▸ WHAT YOU SHOULD DO
Would you restate all the data that follows, word for word?

▸ RECORDS SHOWN
╭──

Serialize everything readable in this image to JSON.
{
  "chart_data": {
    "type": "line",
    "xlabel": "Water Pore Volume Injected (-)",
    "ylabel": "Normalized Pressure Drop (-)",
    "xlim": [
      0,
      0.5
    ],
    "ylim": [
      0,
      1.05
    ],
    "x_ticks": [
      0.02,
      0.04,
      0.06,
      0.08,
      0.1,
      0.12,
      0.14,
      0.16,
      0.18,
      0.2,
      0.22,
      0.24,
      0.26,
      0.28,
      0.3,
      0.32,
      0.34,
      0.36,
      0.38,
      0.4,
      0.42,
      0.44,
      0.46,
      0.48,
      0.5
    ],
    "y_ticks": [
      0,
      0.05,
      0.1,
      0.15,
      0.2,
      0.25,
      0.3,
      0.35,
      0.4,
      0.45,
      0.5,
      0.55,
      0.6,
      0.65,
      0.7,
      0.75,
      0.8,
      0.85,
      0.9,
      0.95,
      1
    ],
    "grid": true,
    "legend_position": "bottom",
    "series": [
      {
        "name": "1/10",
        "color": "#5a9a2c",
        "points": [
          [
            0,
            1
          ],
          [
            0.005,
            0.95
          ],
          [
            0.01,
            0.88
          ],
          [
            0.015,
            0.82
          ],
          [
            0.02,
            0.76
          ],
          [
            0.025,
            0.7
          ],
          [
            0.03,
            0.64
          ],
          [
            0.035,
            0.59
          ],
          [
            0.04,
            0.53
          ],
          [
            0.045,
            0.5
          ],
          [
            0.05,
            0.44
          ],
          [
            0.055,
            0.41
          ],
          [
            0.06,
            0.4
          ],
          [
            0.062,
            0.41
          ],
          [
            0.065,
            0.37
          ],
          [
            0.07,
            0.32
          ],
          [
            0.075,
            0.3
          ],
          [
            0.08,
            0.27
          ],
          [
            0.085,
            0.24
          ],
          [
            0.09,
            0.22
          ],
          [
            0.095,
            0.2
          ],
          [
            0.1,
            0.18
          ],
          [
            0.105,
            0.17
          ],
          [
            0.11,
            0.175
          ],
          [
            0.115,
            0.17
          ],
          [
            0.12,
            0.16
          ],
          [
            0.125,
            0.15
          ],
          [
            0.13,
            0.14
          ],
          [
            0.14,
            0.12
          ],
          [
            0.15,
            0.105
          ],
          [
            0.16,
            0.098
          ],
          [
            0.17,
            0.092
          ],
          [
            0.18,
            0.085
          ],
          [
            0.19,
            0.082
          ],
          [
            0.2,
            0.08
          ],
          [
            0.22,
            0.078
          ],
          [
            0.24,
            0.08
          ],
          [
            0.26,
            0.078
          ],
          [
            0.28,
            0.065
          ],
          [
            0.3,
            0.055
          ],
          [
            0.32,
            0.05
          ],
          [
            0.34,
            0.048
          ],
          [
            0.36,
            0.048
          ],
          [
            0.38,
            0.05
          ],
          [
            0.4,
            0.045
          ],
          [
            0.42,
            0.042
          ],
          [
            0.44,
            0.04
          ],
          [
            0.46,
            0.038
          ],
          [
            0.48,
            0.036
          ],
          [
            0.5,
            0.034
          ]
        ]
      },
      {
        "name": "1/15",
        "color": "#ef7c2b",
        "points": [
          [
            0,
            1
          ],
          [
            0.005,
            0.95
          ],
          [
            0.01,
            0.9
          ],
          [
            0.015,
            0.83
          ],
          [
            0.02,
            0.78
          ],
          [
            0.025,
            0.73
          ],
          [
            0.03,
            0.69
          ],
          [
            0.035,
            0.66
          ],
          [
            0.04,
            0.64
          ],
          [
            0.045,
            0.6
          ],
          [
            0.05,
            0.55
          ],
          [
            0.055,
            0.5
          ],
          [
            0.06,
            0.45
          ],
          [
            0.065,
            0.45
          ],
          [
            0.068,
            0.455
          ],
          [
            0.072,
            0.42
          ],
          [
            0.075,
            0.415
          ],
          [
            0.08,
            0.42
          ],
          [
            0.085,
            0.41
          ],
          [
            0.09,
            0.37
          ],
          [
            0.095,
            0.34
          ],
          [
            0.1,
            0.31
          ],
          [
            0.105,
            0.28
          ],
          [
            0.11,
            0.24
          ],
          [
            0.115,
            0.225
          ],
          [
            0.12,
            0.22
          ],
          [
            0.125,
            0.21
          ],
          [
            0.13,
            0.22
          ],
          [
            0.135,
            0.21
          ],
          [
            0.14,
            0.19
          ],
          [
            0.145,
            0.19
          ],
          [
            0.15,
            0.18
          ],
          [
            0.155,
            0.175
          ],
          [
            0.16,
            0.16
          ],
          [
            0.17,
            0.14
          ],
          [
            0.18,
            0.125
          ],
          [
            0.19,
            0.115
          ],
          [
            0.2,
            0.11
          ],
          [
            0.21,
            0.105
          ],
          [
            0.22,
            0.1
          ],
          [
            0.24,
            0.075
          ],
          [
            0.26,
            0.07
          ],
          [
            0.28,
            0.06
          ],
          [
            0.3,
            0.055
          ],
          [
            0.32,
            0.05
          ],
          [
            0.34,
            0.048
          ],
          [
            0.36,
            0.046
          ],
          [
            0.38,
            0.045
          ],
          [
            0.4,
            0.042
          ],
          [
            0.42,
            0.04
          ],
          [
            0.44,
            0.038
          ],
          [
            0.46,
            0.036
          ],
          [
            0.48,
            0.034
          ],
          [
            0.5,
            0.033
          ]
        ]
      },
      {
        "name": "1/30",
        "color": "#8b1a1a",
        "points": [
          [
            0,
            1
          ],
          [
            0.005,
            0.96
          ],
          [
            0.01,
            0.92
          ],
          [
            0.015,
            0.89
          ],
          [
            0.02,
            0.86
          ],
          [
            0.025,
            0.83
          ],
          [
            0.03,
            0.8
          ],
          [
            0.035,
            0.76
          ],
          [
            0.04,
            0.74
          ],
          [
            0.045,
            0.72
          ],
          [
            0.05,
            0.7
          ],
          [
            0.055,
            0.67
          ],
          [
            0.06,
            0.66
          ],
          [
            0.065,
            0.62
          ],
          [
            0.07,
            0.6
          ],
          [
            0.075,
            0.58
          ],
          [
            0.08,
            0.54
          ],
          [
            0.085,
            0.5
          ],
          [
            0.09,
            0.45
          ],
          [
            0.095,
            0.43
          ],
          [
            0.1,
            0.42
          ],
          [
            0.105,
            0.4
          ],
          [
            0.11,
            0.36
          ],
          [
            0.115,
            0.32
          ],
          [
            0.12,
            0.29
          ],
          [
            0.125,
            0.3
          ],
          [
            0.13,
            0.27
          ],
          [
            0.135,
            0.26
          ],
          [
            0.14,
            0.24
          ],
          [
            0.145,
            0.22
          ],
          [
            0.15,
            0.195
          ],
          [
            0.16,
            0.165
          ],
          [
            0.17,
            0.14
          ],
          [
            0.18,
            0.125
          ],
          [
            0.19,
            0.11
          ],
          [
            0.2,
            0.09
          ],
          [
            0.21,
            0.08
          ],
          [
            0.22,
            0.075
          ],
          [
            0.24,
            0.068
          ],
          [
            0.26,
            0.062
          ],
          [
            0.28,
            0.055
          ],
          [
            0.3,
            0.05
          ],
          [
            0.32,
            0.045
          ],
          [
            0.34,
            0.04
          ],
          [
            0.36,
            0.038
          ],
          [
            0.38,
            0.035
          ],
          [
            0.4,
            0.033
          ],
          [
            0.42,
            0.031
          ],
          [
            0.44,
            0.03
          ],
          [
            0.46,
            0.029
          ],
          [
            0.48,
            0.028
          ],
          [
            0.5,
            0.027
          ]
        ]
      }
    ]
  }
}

╰──

▸ OUTPUT
Serialize everything readable in this image to JSON.
{
  "chart_data": {
    "type": "line",
    "xlabel": "Water Pore Volume Injected (-)",
    "ylabel": "Normalized Pressure Drop (-)",
    "xlim": [
      0,
      0.5
    ],
    "ylim": [
      0,
      1.05
    ],
    "x_ticks": [
      0.02,
      0.04,
      0.06,
      0.08,
      0.1,
      0.12,
      0.14,
      0.16,
      0.18,
      0.2,
      0.22,
      0.24,
      0.26,
      0.28,
      0.3,
      0.32,
      0.34,
      0.36,
      0.38,
      0.4,
      0.42,
      0.44,
      0.46,
      0.48,
      0.5
    ],
    "y_ticks": [
      0,
      0.05,
      0.1,
      0.15,
      0.2,
      0.25,
      0.3,
      0.35,
      0.4,
      0.45,
      0.5,
      0.55,
      0.6,
      0.65,
      0.7,
      0.75,
      0.8,
      0.85,
      0.9,
      0.95,
      1
    ],
    "grid": true,
    "legend_position": "bottom",
    "series": [
      {
        "name": "1/10",
        "color": "#5a9a2c",
        "points": [
          [
            0,
            1
          ],
          [
            0.005,
            0.95
          ],
          [
            0.01,
            0.88
          ],
          [
            0.015,
            0.82
          ],
          [
            0.02,
            0.76
          ],
          [
            0.025,
            0.7
          ],
          [
            0.03,
            0.64
          ],
          [
            0.035,
            0.59
          ],
          [
            0.04,
            0.53
          ],
          [
            0.045,
            0.5
          ],
          [
            0.05,
            0.44
          ],
          [
            0.055,
            0.41
          ],
          [
            0.06,
            0.4
          ],
          [
            0.062,
            0.41
          ],
          [
            0.065,
            0.37
          ],
          [
            0.07,
            0.32
          ],
          [
            0.075,
            0.3
          ],
          [
            0.08,
            0.27
          ],
          [
            0.085,
            0.24
          ],
          [
            0.09,
            0.22
          ],
          [
            0.095,
            0.2
          ],
          [
            0.1,
            0.18
          ],
          [
            0.105,
            0.17
          ],
          [
            0.11,
            0.175
          ],
          [
            0.115,
            0.17
          ],
          [
            0.12,
            0.16
          ],
          [
            0.125,
            0.15
          ],
          [
            0.13,
            0.14
          ],
          [
            0.14,
            0.12
          ],
          [
            0.15,
            0.105
          ],
          [
            0.16,
            0.098
          ],
          [
            0.17,
            0.092
          ],
          [
            0.18,
            0.085
          ],
          [
            0.19,
            0.082
          ],
          [
            0.2,
            0.08
          ],
          [
            0.22,
            0.078
          ],
          [
            0.24,
            0.08
          ],
          [
            0.26,
            0.078
          ],
          [
            0.28,
            0.065
          ],
          [
            0.3,
            0.055
          ],
          [
            0.32,
            0.05
          ],
          [
            0.34,
            0.048
          ],
          [
            0.36,
            0.048
          ],
          [
            0.38,
            0.05
          ],
          [
            0.4,
            0.045
          ],
          [
            0.42,
            0.042
          ],
          [
            0.44,
            0.04
          ],
          [
            0.46,
            0.038
          ],
          [
            0.48,
            0.036
          ],
          [
            0.5,
            0.034
          ]
        ]
      },
      {
        "name": "1/15",
        "color": "#ef7c2b",
        "points": [
          [
            0,
            1
          ],
          [
            0.005,
            0.95
          ],
          [
            0.01,
            0.9
          ],
          [
            0.015,
            0.83
          ],
          [
            0.02,
            0.78
          ],
          [
            0.025,
            0.73
          ],
          [
            0.03,
            0.69
          ],
          [
            0.035,
            0.66
          ],
          [
            0.04,
            0.64
          ],
          [
            0.045,
            0.6
          ],
          [
            0.05,
            0.55
          ],
          [
            0.055,
            0.5
          ],
          [
            0.06,
            0.45
          ],
          [
            0.065,
            0.45
          ],
          [
            0.068,
            0.455
          ],
          [
            0.072,
            0.42
          ],
          [
            0.075,
            0.415
          ],
          [
            0.08,
            0.42
          ],
          [
            0.085,
            0.41
          ],
          [
            0.09,
            0.37
          ],
          [
            0.095,
            0.34
          ],
          [
            0.1,
            0.31
          ],
          [
            0.105,
            0.28
          ],
          [
            0.11,
            0.24
          ],
          [
            0.115,
            0.225
          ],
          [
            0.12,
            0.22
          ],
          [
            0.125,
            0.21
          ],
          [
            0.13,
            0.22
          ],
          [
            0.135,
            0.21
          ],
          [
            0.14,
            0.19
          ],
          [
            0.145,
            0.19
          ],
          [
            0.15,
            0.18
          ],
          [
            0.155,
            0.175
          ],
          [
            0.16,
            0.16
          ],
          [
            0.17,
            0.14
          ],
          [
            0.18,
            0.125
          ],
          [
            0.19,
            0.115
          ],
          [
            0.2,
            0.11
          ],
          [
            0.21,
            0.105
          ],
          [
            0.22,
            0.1
          ],
          [
            0.24,
            0.075
          ],
          [
            0.26,
            0.07
          ],
          [
            0.28,
            0.06
          ],
          [
            0.3,
            0.055
          ],
          [
            0.32,
            0.05
          ],
          [
            0.34,
            0.048
          ],
          [
            0.36,
            0.046
          ],
          [
            0.38,
            0.045
          ],
          [
            0.4,
            0.042
          ],
          [
            0.42,
            0.04
          ],
          [
            0.44,
            0.038
          ],
          [
            0.46,
            0.036
          ],
          [
            0.48,
            0.034
          ],
          [
            0.5,
            0.033
          ]
        ]
      },
      {
        "name": "1/30",
        "color": "#8b1a1a",
        "points": [
          [
            0,
            1
          ],
          [
            0.005,
            0.96
          ],
          [
            0.01,
            0.92
          ],
          [
            0.015,
            0.89
          ],
          [
            0.02,
            0.86
          ],
          [
            0.025,
            0.83
          ],
          [
            0.03,
            0.8
          ],
          [
            0.035,
            0.76
          ],
          [
            0.04,
            0.74
          ],
          [
            0.045,
            0.72
          ],
          [
            0.05,
            0.7
          ],
          [
            0.055,
            0.67
          ],
          [
            0.06,
            0.66
          ],
          [
            0.065,
            0.62
          ],
          [
            0.07,
            0.6
          ],
          [
            0.075,
            0.58
          ],
          [
            0.08,
            0.54
          ],
          [
            0.085,
            0.5
          ],
          [
            0.09,
            0.45
          ],
          [
            0.095,
            0.43
          ],
          [
            0.1,
            0.42
          ],
          [
            0.105,
            0.4
          ],
          [
            0.11,
            0.36
          ],
          [
            0.115,
            0.32
          ],
          [
            0.12,
            0.29
          ],
          [
            0.125,
            0.3
          ],
          [
            0.13,
            0.27
          ],
          [
            0.135,
            0.26
          ],
          [
            0.14,
            0.24
          ],
          [
            0.145,
            0.22
          ],
          [
            0.15,
            0.195
          ],
          [
            0.16,
            0.165
          ],
          [
            0.17,
            0.14
          ],
          [
            0.18,
            0.125
          ],
          [
            0.19,
            0.11
          ],
          [
            0.2,
            0.09
          ],
          [
            0.21,
            0.08
          ],
          [
            0.22,
            0.075
          ],
          [
            0.24,
            0.068
          ],
          [
            0.26,
            0.062
          ],
          [
            0.28,
            0.055
          ],
          [
            0.3,
            0.05
          ],
          [
            0.32,
            0.045
          ],
          [
            0.34,
            0.04
          ],
          [
            0.36,
            0.038
          ],
          [
            0.38,
            0.035
          ],
          [
            0.4,
            0.033
          ],
          [
            0.42,
            0.031
          ],
          [
            0.44,
            0.03
          ],
          [
            0.46,
            0.029
          ],
          [
            0.48,
            0.028
          ],
          [
            0.5,
            0.027
          ]
        ]
      }
    ]
  }
}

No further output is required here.